# [Aim]
Count how many lines mention the word "синтеза". Write that number alone.

# [Records provided]

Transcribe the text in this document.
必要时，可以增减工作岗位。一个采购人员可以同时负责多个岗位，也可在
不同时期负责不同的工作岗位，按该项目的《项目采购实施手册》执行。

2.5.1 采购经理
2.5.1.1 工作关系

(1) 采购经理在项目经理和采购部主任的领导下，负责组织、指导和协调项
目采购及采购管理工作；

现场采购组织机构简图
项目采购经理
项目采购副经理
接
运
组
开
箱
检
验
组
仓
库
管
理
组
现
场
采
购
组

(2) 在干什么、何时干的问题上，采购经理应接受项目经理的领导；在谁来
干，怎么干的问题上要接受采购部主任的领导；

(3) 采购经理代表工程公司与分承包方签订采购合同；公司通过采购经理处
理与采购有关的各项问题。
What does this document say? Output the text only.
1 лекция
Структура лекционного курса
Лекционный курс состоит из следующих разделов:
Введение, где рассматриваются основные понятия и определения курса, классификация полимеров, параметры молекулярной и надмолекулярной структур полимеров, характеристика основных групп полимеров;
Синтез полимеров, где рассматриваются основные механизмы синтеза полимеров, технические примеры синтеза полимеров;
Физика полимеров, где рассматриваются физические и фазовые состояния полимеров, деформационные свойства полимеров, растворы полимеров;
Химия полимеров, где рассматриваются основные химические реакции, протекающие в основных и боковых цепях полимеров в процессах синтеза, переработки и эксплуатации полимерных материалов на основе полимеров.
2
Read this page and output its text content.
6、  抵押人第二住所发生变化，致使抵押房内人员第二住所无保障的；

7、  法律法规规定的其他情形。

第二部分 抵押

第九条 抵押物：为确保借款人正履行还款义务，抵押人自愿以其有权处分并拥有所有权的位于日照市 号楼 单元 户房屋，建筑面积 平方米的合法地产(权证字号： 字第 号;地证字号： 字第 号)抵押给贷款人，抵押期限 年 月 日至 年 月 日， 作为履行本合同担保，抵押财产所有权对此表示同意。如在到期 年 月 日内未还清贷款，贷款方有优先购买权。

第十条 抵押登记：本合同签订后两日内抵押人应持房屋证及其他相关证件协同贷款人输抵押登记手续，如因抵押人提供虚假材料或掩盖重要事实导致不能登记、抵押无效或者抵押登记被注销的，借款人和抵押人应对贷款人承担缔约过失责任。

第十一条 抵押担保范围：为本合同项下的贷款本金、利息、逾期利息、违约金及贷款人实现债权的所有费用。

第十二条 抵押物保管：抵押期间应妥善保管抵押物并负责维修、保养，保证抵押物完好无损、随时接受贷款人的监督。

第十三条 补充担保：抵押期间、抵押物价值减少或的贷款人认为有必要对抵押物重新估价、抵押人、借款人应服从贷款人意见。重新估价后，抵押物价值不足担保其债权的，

# [Exercise solution]
2